* CHALLENGE *
Find the string "заявки" in the data, then copy every line where it is found.

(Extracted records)
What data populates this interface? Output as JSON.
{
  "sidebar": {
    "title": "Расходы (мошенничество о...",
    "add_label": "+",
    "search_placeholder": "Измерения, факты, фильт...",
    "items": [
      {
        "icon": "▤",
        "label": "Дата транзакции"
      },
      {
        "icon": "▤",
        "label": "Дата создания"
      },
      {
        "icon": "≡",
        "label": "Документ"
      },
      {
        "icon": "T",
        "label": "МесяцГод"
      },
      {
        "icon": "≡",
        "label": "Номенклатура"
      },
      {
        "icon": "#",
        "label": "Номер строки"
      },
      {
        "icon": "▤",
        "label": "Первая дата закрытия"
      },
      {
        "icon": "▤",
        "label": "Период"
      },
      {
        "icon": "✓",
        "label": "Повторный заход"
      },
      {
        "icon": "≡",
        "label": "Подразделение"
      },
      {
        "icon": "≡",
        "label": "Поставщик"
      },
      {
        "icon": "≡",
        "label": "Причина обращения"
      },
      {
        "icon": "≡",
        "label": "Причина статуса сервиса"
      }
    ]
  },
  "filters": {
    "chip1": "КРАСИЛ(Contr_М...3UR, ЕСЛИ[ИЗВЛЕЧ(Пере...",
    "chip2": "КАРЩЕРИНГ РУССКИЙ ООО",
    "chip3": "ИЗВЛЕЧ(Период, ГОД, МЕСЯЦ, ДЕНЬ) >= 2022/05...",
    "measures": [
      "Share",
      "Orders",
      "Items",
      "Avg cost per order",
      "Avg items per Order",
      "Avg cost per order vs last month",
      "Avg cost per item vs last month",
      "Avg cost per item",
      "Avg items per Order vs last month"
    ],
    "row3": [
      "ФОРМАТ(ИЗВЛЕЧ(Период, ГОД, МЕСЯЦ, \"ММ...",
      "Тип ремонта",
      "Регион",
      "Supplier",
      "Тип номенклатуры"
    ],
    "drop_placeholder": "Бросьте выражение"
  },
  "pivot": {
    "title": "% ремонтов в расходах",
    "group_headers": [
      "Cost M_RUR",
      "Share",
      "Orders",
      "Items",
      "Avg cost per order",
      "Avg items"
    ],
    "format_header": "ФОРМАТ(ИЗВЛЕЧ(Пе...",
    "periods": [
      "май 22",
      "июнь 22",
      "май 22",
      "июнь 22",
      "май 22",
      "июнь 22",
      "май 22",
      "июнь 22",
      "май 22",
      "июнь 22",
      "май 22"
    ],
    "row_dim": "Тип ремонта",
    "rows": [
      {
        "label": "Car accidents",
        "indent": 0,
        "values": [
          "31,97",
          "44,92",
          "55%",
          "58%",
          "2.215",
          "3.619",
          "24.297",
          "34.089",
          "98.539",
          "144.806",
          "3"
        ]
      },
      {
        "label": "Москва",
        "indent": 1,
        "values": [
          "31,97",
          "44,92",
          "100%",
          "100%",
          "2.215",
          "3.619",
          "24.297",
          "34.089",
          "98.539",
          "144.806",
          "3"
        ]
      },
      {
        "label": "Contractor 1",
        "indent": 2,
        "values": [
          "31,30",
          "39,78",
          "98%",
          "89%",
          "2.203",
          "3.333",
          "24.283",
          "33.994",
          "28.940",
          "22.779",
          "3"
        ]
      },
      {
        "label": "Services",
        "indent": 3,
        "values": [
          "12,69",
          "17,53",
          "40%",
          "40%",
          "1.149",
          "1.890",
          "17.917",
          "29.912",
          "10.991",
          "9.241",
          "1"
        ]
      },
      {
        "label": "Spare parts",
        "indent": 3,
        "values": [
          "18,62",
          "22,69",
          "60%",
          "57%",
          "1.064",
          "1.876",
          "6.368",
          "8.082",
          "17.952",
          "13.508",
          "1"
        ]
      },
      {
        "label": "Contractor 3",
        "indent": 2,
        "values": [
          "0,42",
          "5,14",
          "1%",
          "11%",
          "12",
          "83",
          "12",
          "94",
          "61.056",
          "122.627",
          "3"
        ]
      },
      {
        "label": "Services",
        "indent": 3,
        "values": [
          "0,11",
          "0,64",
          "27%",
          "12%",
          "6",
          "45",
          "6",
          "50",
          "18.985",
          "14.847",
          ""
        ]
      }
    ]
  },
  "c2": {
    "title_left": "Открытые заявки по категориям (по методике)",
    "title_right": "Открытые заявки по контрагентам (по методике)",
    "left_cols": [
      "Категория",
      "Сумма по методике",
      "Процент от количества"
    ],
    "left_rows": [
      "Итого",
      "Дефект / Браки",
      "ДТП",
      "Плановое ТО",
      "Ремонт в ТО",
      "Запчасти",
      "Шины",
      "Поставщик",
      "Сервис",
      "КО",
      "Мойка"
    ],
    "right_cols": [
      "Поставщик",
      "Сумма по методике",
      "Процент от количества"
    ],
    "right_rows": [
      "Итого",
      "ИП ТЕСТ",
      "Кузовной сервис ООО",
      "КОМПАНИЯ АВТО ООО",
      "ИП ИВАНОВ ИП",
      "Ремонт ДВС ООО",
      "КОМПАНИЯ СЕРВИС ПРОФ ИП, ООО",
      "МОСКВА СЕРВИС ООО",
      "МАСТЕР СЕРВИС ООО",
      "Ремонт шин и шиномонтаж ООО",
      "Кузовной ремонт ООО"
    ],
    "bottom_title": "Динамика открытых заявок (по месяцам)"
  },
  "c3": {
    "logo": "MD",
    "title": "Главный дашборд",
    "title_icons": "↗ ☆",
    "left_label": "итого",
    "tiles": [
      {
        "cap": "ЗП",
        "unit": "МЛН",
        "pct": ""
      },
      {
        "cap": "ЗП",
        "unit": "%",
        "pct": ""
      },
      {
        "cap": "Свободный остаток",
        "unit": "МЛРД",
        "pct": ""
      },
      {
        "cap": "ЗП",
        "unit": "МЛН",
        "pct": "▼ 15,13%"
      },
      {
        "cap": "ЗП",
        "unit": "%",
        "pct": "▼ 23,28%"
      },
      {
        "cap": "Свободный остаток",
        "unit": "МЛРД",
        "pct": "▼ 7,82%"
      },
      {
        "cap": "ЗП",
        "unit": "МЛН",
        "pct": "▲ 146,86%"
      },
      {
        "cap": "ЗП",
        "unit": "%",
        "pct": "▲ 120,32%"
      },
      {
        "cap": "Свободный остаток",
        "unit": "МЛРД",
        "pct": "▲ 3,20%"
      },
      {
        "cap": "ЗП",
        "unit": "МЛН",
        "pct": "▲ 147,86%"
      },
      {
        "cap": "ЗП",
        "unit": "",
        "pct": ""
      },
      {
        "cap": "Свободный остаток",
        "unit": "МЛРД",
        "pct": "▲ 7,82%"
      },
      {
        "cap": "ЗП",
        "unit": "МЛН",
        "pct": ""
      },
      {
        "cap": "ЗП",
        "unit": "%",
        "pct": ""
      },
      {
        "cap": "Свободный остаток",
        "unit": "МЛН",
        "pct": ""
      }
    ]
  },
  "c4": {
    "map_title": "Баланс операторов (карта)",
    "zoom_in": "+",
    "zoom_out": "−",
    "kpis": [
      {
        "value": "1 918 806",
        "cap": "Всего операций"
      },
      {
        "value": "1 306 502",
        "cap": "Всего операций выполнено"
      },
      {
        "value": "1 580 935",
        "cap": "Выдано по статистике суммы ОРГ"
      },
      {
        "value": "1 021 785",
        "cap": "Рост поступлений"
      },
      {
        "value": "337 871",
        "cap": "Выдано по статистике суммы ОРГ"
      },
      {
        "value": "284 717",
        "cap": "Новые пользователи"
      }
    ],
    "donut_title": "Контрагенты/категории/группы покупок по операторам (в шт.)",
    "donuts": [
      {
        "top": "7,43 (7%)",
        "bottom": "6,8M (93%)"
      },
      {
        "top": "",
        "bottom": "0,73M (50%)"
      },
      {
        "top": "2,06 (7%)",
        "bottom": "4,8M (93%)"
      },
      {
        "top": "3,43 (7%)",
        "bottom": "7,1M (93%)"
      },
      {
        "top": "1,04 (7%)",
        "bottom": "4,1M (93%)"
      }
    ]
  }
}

* SOLUTION TO THIS PROBLEM *
    "title_left": "Открытые заявки по категориям (по методике)",
    "title_right": "Открытые заявки по контрагентам (по методике)",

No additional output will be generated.